Lift out each line of the data that holds "title".

___ Source material

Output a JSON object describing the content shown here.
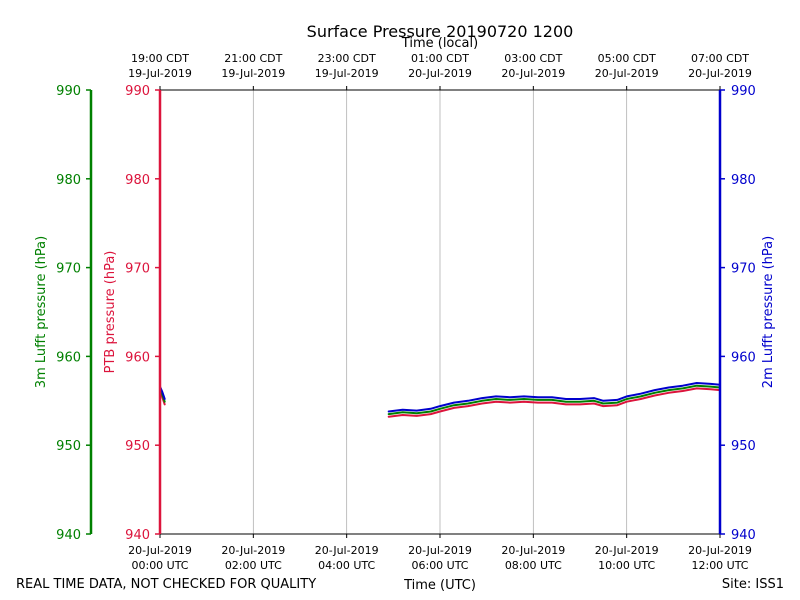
{
  "chart_data": {
    "type": "line",
    "title": "Surface Pressure 20190720 1200",
    "xlabel_bottom": "Time (UTC)",
    "xlabel_top": "Time (local)",
    "ylabel_left_outer": "3m Lufft pressure (hPa)",
    "ylabel_left_inner": "PTB pressure (hPa)",
    "ylabel_right": "2m Lufft pressure (hPa)",
    "ylim": [
      940,
      990
    ],
    "xlim_hours": [
      0,
      12
    ],
    "yticks": [
      940,
      950,
      960,
      970,
      980,
      990
    ],
    "grid": "vertical",
    "bottom_ticks": [
      {
        "hour": 0,
        "line1": "20-Jul-2019",
        "line2": "00:00 UTC"
      },
      {
        "hour": 2,
        "line1": "20-Jul-2019",
        "line2": "02:00 UTC"
      },
      {
        "hour": 4,
        "line1": "20-Jul-2019",
        "line2": "04:00 UTC"
      },
      {
        "hour": 6,
        "line1": "20-Jul-2019",
        "line2": "06:00 UTC"
      },
      {
        "hour": 8,
        "line1": "20-Jul-2019",
        "line2": "08:00 UTC"
      },
      {
        "hour": 10,
        "line1": "20-Jul-2019",
        "line2": "10:00 UTC"
      },
      {
        "hour": 12,
        "line1": "20-Jul-2019",
        "line2": "12:00 UTC"
      }
    ],
    "top_ticks": [
      {
        "hour": 0,
        "line1": "19:00 CDT",
        "line2": "19-Jul-2019"
      },
      {
        "hour": 2,
        "line1": "21:00 CDT",
        "line2": "19-Jul-2019"
      },
      {
        "hour": 4,
        "line1": "23:00 CDT",
        "line2": "19-Jul-2019"
      },
      {
        "hour": 6,
        "line1": "01:00 CDT",
        "line2": "20-Jul-2019"
      },
      {
        "hour": 8,
        "line1": "03:00 CDT",
        "line2": "20-Jul-2019"
      },
      {
        "hour": 10,
        "line1": "05:00 CDT",
        "line2": "20-Jul-2019"
      },
      {
        "hour": 12,
        "line1": "07:00 CDT",
        "line2": "20-Jul-2019"
      }
    ],
    "series": [
      {
        "name": "PTB pressure",
        "color": "#dc143c",
        "segments": [
          [
            [
              0.0,
              956.0
            ],
            [
              0.05,
              955.4
            ],
            [
              0.1,
              954.6
            ]
          ],
          [
            [
              4.9,
              953.2
            ],
            [
              5.2,
              953.4
            ],
            [
              5.5,
              953.3
            ],
            [
              5.8,
              953.5
            ],
            [
              6.0,
              953.8
            ],
            [
              6.3,
              954.2
            ],
            [
              6.6,
              954.4
            ],
            [
              6.9,
              954.7
            ],
            [
              7.2,
              954.9
            ],
            [
              7.5,
              954.8
            ],
            [
              7.8,
              954.9
            ],
            [
              8.1,
              954.8
            ],
            [
              8.4,
              954.8
            ],
            [
              8.7,
              954.6
            ],
            [
              9.0,
              954.6
            ],
            [
              9.3,
              954.7
            ],
            [
              9.5,
              954.4
            ],
            [
              9.8,
              954.5
            ],
            [
              10.0,
              954.9
            ],
            [
              10.3,
              955.2
            ],
            [
              10.6,
              955.6
            ],
            [
              10.9,
              955.9
            ],
            [
              11.2,
              956.1
            ],
            [
              11.5,
              956.4
            ],
            [
              11.8,
              956.3
            ],
            [
              12.0,
              956.2
            ]
          ]
        ]
      },
      {
        "name": "3m Lufft pressure",
        "color": "#008000",
        "segments": [
          [
            [
              0.0,
              956.3
            ],
            [
              0.05,
              955.7
            ],
            [
              0.1,
              954.9
            ]
          ],
          [
            [
              4.9,
              953.5
            ],
            [
              5.2,
              953.7
            ],
            [
              5.5,
              953.6
            ],
            [
              5.8,
              953.8
            ],
            [
              6.0,
              954.1
            ],
            [
              6.3,
              954.5
            ],
            [
              6.6,
              954.7
            ],
            [
              6.9,
              955.0
            ],
            [
              7.2,
              955.2
            ],
            [
              7.5,
              955.1
            ],
            [
              7.8,
              955.2
            ],
            [
              8.1,
              955.1
            ],
            [
              8.4,
              955.1
            ],
            [
              8.7,
              954.9
            ],
            [
              9.0,
              954.9
            ],
            [
              9.3,
              955.0
            ],
            [
              9.5,
              954.7
            ],
            [
              9.8,
              954.8
            ],
            [
              10.0,
              955.2
            ],
            [
              10.3,
              955.5
            ],
            [
              10.6,
              955.9
            ],
            [
              10.9,
              956.2
            ],
            [
              11.2,
              956.4
            ],
            [
              11.5,
              956.7
            ],
            [
              11.8,
              956.6
            ],
            [
              12.0,
              956.5
            ]
          ]
        ]
      },
      {
        "name": "2m Lufft pressure",
        "color": "#0000cd",
        "segments": [
          [
            [
              0.0,
              956.6
            ],
            [
              0.05,
              956.0
            ],
            [
              0.1,
              955.2
            ]
          ],
          [
            [
              4.9,
              953.8
            ],
            [
              5.2,
              954.0
            ],
            [
              5.5,
              953.9
            ],
            [
              5.8,
              954.1
            ],
            [
              6.0,
              954.4
            ],
            [
              6.3,
              954.8
            ],
            [
              6.6,
              955.0
            ],
            [
              6.9,
              955.3
            ],
            [
              7.2,
              955.5
            ],
            [
              7.5,
              955.4
            ],
            [
              7.8,
              955.5
            ],
            [
              8.1,
              955.4
            ],
            [
              8.4,
              955.4
            ],
            [
              8.7,
              955.2
            ],
            [
              9.0,
              955.2
            ],
            [
              9.3,
              955.3
            ],
            [
              9.5,
              955.0
            ],
            [
              9.8,
              955.1
            ],
            [
              10.0,
              955.5
            ],
            [
              10.3,
              955.8
            ],
            [
              10.6,
              956.2
            ],
            [
              10.9,
              956.5
            ],
            [
              11.2,
              956.7
            ],
            [
              11.5,
              957.0
            ],
            [
              11.8,
              956.9
            ],
            [
              12.0,
              956.8
            ]
          ]
        ]
      }
    ]
  },
  "footer": {
    "left": "REAL TIME DATA, NOT CHECKED FOR QUALITY",
    "right": "Site: ISS1"
  },
  "colors": {
    "ptb": "#dc143c",
    "lufft3m": "#008000",
    "lufft2m": "#0000cd",
    "grid": "#b0b0b0",
    "axis": "#000000"
  }
}
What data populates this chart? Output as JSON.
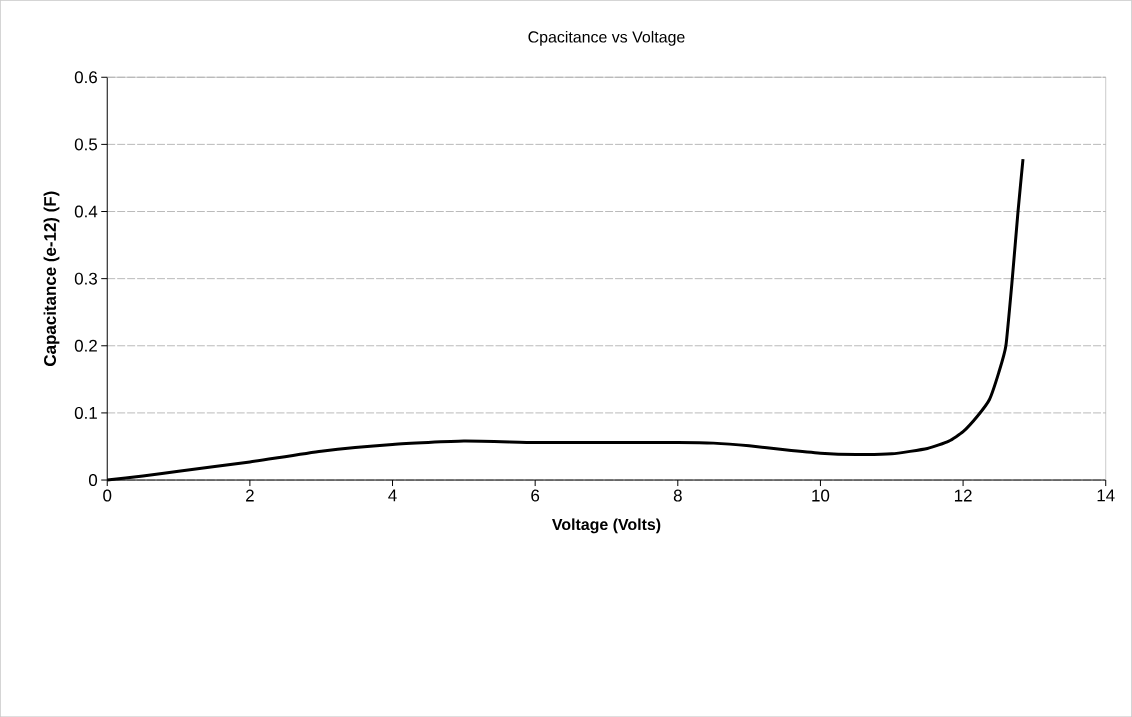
{
  "chart_data": {
    "type": "line",
    "title": "Cpacitance vs Voltage",
    "xlabel": "Voltage (Volts)",
    "ylabel": "Capacitance (e-12) (F)",
    "x": [
      0,
      0.5,
      1,
      2,
      3,
      4,
      5,
      6,
      7,
      8,
      8.5,
      9,
      9.5,
      10,
      10.5,
      11,
      11.5,
      11.8,
      12,
      12.2,
      12.37,
      12.5,
      12.6,
      12.69,
      12.77,
      12.84
    ],
    "series": [
      {
        "color": "#000000",
        "values": [
          0,
          0.006,
          0.013,
          0.027,
          0.043,
          0.053,
          0.058,
          0.056,
          0.056,
          0.056,
          0.055,
          0.051,
          0.045,
          0.04,
          0.038,
          0.039,
          0.047,
          0.058,
          0.072,
          0.095,
          0.12,
          0.16,
          0.2,
          0.3,
          0.4,
          0.478
        ]
      }
    ],
    "xlim": [
      0,
      14
    ],
    "ylim": [
      0,
      0.6
    ],
    "xticks": [
      0,
      2,
      4,
      6,
      8,
      10,
      12,
      14
    ],
    "yticks": [
      0,
      0.1,
      0.2,
      0.3,
      0.4,
      0.5,
      0.6
    ],
    "grid": "y",
    "marker": "none",
    "line_style": "solid"
  }
}
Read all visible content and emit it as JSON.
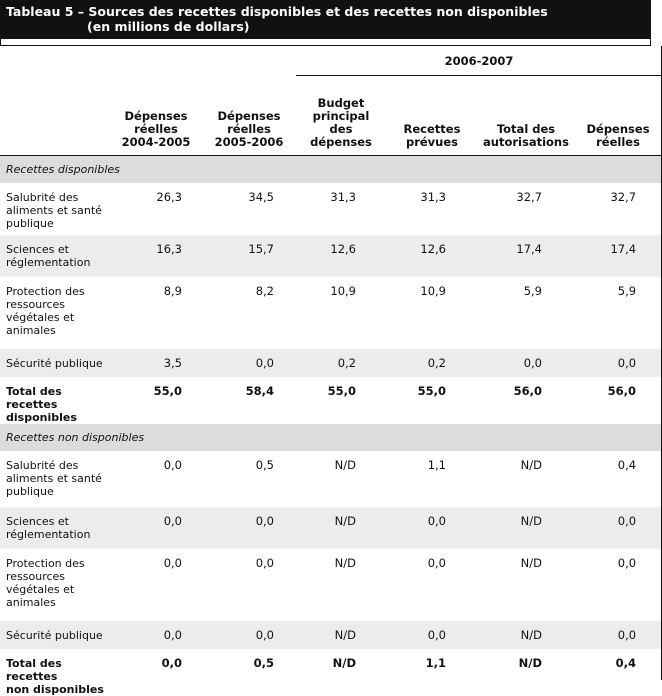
{
  "title": {
    "line1": "Tableau 5 – Sources des recettes disponibles et des recettes non disponibles",
    "line2": "(en millions de dollars)"
  },
  "period_header": "2006-2007",
  "columns": [
    "Dépenses réelles 2004-2005",
    "Dépenses réelles 2005-2006",
    "Budget principal des dépenses",
    "Recettes prévues",
    "Total des autorisations",
    "Dépenses réelles"
  ],
  "column_lines": [
    [
      "Dépenses",
      "réelles",
      "2004-2005"
    ],
    [
      "Dépenses",
      "réelles",
      "2005-2006"
    ],
    [
      "Budget",
      "principal",
      "des",
      "dépenses"
    ],
    [
      "Recettes",
      "prévues"
    ],
    [
      "Total des",
      "autorisations"
    ],
    [
      "Dépenses",
      "réelles"
    ]
  ],
  "sections": [
    {
      "name": "Recettes disponibles",
      "rows": [
        {
          "label_lines": [
            "Salubrité des",
            "aliments et santé",
            "publique"
          ],
          "values": [
            "26,3",
            "34,5",
            "31,3",
            "31,3",
            "32,7",
            "32,7"
          ],
          "height": 52
        },
        {
          "label_lines": [
            "Sciences et",
            "réglementation"
          ],
          "values": [
            "16,3",
            "15,7",
            "12,6",
            "12,6",
            "17,4",
            "17,4"
          ],
          "height": 42
        },
        {
          "label_lines": [
            "Protection des",
            "ressources",
            "végétales et",
            "animales"
          ],
          "values": [
            "8,9",
            "8,2",
            "10,9",
            "10,9",
            "5,9",
            "5,9"
          ],
          "height": 72
        },
        {
          "label_lines": [
            "Sécurité publique"
          ],
          "values": [
            "3,5",
            "0,0",
            "0,2",
            "0,2",
            "0,0",
            "0,0"
          ],
          "height": 28
        },
        {
          "label_lines": [
            "Total des recettes",
            "disponibles"
          ],
          "values": [
            "55,0",
            "58,4",
            "55,0",
            "55,0",
            "56,0",
            "56,0"
          ],
          "height": 44,
          "total": true
        }
      ]
    },
    {
      "name": "Recettes non disponibles",
      "rows": [
        {
          "label_lines": [
            "Salubrité des",
            "aliments et santé",
            "publique"
          ],
          "values": [
            "0,0",
            "0,5",
            "N/D",
            "1,1",
            "N/D",
            "0,4"
          ],
          "height": 56
        },
        {
          "label_lines": [
            "Sciences et",
            "réglementation"
          ],
          "values": [
            "0,0",
            "0,0",
            "N/D",
            "0,0",
            "N/D",
            "0,0"
          ],
          "height": 42
        },
        {
          "label_lines": [
            "Protection des",
            "ressources",
            "végétales et",
            "animales"
          ],
          "values": [
            "0,0",
            "0,0",
            "N/D",
            "0,0",
            "N/D",
            "0,0"
          ],
          "height": 72
        },
        {
          "label_lines": [
            "Sécurité publique"
          ],
          "values": [
            "0,0",
            "0,0",
            "N/D",
            "0,0",
            "N/D",
            "0,0"
          ],
          "height": 28
        },
        {
          "label_lines": [
            "Total des recettes",
            "non disponibles"
          ],
          "values": [
            "0,0",
            "0,5",
            "N/D",
            "1,1",
            "N/D",
            "0,4"
          ],
          "height": 40,
          "total": true
        }
      ]
    }
  ]
}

______

* [Solution to this exercise]
    "title": "Surface Pressure 20190720 1200",
    "title": "Cpacitance vs Voltage",
  "title": {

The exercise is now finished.